La condizione umana in rapporto all’ambiente e a tutti i suoi abitanti si determina non soltanto in base agli organi di senso ma può anche fare riferimento a effettori e ricettori di carattere “artificiale” tali da porre gli umani in una posizione eccentrica rispetto all’ambiente. Luogo dove l’attrezzo, la tecnica possono assumere anche un carattere complementare/sussidiario. Gioca qui un ruolo non indifferente il lavoro della funzione di esonero che esclude le funzioni inferiori affidandosi a quelle superiori: “le motorie dalle sensorie, le sensorie dalle intellettuali […] [come quando] possiamo richiamare nell’immaginazione esperienze motorie – fino all’esonero dell’azione fattuale per mezzo del linguaggio. Conseguenza di questo esonero è lo ‘sviluppo crescente di comportamenti umani indifferenti’, la ‘svalutazione del contatto con l’ambiente’. Il circolo dell’immediatezza viene rotto – l’uomo acquisisce la distanza e la libertà di rendersi atto alla vita agendo nel mondo” (Popitz citato da Fadini 2022, pp. 12-13). Si celebra in un certo senso la messa al lavoro di forme di pensiero “astratto”. Si parla perciò di sostituti, esoneri e rafforzamenti degli organi da parte della tecnologia. La tecnica esonera il gesto; lo sviluppo esponenziale della tecnica fa sì che gli umani disimparino a fare le cose, perdano sempre di più il contatto con le cose, la capacità stessa di utilizzare le cose che, come abbiamo visto, è, per Heidegger, il modo attraverso il quale abbiamo accesso alle cose stesse, anche se questa esperienza non esaurisce la loro essenza. Non ci fa accedere alla loro essenza.

Il lavoro umano una volta sussunto dalla macchina viene espropriato e poi dimenticato dagli umani. La perdita di capacità di azione in rapporto alle cose ce le fa scappare di mano. E questo scappare le restituisce a quello sfondo indistinto che la loro funzione d’uso aveva permesso loro di emergere e di consegnarcisi. Tutto questo avveniva anche nel mondo analogico ma c’era una forma importante di resistenza. La manipolazione macchinica operava ancora sulle cose e non sulla loro rappresentazione. La digitalizzazione è un modo per lavorare sulle informazioni e non con le cose. È un modo di trasformare le cose in informazione, in segni. Di introdurre un’ulteriore differanza [differ(a)nce] direbbe Derrida. Riprendendo allora il discorso che facevo sopra (nella prima parte): si tratta di un differimento che annebbia e oscura le cose; che oscura dunque il referente ma anche il significante. C’è solo il significato, il segno avulso. Un’operazione che disaccoppia i legami del triangolo della significazione. È questa la perdita di realtà, il vero senso della “virtualizzazione”; il punto in cui la digitalizzazione porta alle estreme conseguenze la virtualizzazione stessa. Secondo la fenomenologia c’è già una perdita (o forse anche una presa in carico) tra la percezione (il fenomeno/la cosa) e la sua rappresentazione, la sua immaginazione, il riportare il fenomeno alla mente. Quel differire che diversifica la ritenzione primaria dalla secondaria e che il trasferimento in un media esterno acutizza: la ritenzione terziaria, lungo il percorso che va da Husserl a Stiegler tramite Derrida. Ma che qui, in quel passaggio all’infosfera che il digitale ha creato, è reso più acuto, quasi si trattasse di un ulteriore differimento. Una ritenzione di quarto grado.

—————

=== Istruzioni ===
• A. Traduci in inglese questa frase dell'articolo: "La digitalizzazione è un modo per lavorare sulle informazioni e non con le cose."
• B. Rispondi a queste domande sull'articolo:
(i) Che cosa fa sì che gli umani disimparino a fare le cose?
(ii) Su che cosa operava ancora la manipolazione macchinica nel mondo analogico?
(iii) Come viene chiamato l'ulteriore differimento reso più acuto dal passaggio all'infosfera?
• C. Riassumi l'articolo in due frasi.
Per rispondere usa soltanto l'articolo.

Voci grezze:
—————

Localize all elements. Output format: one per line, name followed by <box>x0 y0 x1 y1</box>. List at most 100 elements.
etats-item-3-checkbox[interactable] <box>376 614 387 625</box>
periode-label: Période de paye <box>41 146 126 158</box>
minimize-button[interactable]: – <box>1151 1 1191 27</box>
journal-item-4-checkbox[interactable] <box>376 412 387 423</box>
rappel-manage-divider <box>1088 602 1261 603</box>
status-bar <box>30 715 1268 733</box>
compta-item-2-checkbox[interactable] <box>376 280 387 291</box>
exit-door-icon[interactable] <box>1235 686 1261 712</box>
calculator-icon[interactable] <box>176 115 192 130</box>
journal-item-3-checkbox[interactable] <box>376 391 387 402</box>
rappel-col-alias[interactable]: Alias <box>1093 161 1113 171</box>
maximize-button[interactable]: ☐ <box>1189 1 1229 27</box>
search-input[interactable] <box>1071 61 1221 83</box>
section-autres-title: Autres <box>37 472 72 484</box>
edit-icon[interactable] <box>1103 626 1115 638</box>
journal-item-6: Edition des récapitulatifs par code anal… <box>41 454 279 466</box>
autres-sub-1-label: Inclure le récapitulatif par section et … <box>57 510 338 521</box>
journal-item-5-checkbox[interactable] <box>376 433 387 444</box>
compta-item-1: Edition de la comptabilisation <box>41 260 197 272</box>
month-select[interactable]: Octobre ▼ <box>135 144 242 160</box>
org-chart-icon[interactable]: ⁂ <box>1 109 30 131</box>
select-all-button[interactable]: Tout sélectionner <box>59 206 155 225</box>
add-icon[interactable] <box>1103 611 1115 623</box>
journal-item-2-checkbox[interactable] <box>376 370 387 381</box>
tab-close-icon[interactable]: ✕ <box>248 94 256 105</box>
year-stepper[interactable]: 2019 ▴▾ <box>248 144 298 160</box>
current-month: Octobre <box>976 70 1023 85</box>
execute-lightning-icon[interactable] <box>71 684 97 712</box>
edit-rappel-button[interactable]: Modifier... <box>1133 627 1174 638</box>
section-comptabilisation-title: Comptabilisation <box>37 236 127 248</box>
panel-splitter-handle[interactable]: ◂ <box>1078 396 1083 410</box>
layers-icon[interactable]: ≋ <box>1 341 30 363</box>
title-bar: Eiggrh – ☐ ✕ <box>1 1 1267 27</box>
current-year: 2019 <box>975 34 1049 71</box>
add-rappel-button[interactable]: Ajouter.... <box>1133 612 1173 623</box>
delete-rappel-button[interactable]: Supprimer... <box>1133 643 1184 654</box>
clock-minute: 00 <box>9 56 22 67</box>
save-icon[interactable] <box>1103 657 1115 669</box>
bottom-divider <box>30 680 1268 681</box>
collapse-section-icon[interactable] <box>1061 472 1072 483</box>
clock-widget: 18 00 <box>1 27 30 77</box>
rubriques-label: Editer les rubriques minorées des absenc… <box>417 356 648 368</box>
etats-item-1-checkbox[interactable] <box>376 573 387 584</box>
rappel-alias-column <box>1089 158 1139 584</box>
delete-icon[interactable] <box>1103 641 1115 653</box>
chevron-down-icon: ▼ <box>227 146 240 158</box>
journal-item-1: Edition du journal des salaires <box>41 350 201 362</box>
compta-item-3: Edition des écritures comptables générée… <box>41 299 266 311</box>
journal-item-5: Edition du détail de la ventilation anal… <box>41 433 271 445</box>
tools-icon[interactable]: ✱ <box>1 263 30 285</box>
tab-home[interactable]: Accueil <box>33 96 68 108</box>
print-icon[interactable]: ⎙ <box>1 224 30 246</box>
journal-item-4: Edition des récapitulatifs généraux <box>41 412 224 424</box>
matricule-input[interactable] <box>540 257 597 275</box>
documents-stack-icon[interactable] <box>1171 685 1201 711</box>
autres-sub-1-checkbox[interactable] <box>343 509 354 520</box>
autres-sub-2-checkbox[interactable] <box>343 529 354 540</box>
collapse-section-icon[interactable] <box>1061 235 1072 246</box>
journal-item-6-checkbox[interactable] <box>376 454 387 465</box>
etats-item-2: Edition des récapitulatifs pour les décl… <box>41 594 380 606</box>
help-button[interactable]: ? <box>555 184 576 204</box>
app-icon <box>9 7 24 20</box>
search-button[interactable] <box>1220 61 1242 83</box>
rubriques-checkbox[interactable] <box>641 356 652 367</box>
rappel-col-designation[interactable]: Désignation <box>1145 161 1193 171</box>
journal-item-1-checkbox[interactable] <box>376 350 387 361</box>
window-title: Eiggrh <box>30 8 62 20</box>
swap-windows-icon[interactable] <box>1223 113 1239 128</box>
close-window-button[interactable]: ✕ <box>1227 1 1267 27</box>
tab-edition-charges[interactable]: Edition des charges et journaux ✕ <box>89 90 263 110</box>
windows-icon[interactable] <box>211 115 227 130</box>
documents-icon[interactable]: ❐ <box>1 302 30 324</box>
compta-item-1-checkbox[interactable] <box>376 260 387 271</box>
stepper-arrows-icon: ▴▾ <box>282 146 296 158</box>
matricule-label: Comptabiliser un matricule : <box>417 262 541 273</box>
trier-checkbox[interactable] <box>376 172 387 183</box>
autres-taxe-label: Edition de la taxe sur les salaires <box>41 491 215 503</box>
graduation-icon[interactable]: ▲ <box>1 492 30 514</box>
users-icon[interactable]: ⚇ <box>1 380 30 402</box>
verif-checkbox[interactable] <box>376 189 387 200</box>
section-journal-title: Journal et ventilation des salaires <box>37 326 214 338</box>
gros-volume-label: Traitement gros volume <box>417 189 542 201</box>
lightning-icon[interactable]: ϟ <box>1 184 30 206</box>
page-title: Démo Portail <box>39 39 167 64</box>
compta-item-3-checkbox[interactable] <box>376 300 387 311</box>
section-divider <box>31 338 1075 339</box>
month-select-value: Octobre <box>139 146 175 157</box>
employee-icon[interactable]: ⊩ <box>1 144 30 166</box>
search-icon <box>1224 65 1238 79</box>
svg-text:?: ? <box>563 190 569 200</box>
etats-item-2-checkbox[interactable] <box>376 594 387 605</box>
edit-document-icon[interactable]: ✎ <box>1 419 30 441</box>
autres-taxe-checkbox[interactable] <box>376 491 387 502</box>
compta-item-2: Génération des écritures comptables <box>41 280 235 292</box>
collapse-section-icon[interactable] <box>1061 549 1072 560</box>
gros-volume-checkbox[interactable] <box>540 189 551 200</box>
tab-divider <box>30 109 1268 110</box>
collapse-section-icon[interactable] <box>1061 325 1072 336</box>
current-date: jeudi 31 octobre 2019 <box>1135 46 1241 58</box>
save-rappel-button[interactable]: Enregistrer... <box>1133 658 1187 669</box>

—————

=== Risultati ===
• A. Digitalization is a way of working on information and not with things.

• B.
(i) Lo sviluppo esponenziale della tecnica.
(ii) Sulle cose e non sulla loro rappresentazione.
(iii) Una ritenzione di quarto grado.

• C. La tecnica esonera il gesto, e il suo sviluppo esponenziale fa sì che gli umani disimparino a fare le cose e ne perdano il contatto. La digitalizzazione lavora sulle informazioni e non con le cose, le trasforma in segni e porta così alle estreme conseguenze la virtualizzazione, che è una perdita di realtà.